# Exercise details
Reproduce these lines exactly, starting at the first line of the records and ending at the line that contains "value-label: 61% — [174, 337, 223, 364]".

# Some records
★ ★ ★ ★ ★ ★ ★
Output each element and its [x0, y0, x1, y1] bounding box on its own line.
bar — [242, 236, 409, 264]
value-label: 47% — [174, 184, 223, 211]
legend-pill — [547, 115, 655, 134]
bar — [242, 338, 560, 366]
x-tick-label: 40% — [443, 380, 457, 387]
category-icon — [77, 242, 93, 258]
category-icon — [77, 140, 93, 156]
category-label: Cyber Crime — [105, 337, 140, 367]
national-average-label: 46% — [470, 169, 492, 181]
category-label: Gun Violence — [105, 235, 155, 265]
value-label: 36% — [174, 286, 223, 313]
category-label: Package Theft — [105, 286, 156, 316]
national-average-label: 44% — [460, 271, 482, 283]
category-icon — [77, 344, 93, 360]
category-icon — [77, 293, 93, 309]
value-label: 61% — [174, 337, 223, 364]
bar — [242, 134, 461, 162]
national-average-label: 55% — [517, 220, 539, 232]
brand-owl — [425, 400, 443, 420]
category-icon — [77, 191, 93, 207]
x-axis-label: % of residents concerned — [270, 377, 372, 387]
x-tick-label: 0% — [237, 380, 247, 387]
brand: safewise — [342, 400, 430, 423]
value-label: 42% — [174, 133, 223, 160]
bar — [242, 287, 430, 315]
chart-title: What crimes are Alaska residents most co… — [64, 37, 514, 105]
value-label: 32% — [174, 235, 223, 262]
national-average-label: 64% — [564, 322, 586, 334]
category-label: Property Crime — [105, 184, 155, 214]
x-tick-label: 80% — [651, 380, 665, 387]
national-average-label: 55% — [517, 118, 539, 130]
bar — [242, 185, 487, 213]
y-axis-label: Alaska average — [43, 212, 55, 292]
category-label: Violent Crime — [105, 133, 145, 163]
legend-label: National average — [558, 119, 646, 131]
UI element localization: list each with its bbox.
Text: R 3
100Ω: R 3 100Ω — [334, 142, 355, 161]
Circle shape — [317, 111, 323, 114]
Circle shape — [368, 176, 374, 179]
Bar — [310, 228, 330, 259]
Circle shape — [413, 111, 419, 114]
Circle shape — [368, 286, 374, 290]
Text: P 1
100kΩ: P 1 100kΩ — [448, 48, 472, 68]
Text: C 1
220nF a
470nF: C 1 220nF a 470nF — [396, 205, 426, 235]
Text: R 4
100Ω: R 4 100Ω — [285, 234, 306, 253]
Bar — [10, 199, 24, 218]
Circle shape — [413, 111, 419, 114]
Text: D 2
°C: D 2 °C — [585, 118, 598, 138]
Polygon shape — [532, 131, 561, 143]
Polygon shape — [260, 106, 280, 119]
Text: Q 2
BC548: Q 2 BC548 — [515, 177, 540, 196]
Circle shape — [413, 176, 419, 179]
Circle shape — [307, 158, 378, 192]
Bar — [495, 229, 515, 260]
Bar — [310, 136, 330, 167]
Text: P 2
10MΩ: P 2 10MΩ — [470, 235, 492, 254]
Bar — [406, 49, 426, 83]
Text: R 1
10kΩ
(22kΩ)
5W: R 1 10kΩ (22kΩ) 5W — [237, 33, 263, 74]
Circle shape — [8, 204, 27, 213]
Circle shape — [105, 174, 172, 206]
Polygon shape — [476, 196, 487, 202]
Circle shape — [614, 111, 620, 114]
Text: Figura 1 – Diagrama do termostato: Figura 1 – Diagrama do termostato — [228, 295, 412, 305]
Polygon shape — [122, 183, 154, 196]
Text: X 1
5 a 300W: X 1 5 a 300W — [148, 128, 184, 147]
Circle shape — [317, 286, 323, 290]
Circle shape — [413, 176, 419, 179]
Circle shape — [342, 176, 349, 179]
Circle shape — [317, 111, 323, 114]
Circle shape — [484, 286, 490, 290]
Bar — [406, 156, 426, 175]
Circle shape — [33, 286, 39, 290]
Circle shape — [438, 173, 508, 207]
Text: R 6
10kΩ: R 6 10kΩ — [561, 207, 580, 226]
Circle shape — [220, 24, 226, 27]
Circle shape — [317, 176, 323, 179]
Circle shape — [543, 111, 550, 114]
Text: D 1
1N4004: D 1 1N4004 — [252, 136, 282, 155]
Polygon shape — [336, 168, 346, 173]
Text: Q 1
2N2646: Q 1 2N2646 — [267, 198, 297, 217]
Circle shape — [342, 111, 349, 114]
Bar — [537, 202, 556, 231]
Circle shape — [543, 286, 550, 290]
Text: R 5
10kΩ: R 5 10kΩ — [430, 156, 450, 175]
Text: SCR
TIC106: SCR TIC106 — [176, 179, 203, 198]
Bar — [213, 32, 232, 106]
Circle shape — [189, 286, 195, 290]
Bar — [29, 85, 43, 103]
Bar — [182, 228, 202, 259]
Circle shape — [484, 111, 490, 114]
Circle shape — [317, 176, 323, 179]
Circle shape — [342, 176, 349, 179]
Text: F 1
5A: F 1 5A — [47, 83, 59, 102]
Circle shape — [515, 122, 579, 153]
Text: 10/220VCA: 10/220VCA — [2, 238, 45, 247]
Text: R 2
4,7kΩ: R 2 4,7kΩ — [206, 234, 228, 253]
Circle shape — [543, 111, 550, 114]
★ ★ ★ ★ ★ ★ ★
# Exercise response
Output each element and its [x0, y0, x1, y1] bounding box on its own line.
bar — [242, 236, 409, 264]
value-label: 47% — [174, 184, 223, 211]
legend-pill — [547, 115, 655, 134]
bar — [242, 338, 560, 366]
x-tick-label: 40% — [443, 380, 457, 387]
category-icon — [77, 242, 93, 258]
category-icon — [77, 140, 93, 156]
category-label: Cyber Crime — [105, 337, 140, 367]
national-average-label: 46% — [470, 169, 492, 181]
category-label: Gun Violence — [105, 235, 155, 265]
value-label: 36% — [174, 286, 223, 313]
category-label: Package Theft — [105, 286, 156, 316]
national-average-label: 44% — [460, 271, 482, 283]
category-icon — [77, 344, 93, 360]
category-icon — [77, 293, 93, 309]
value-label: 61% — [174, 337, 223, 364]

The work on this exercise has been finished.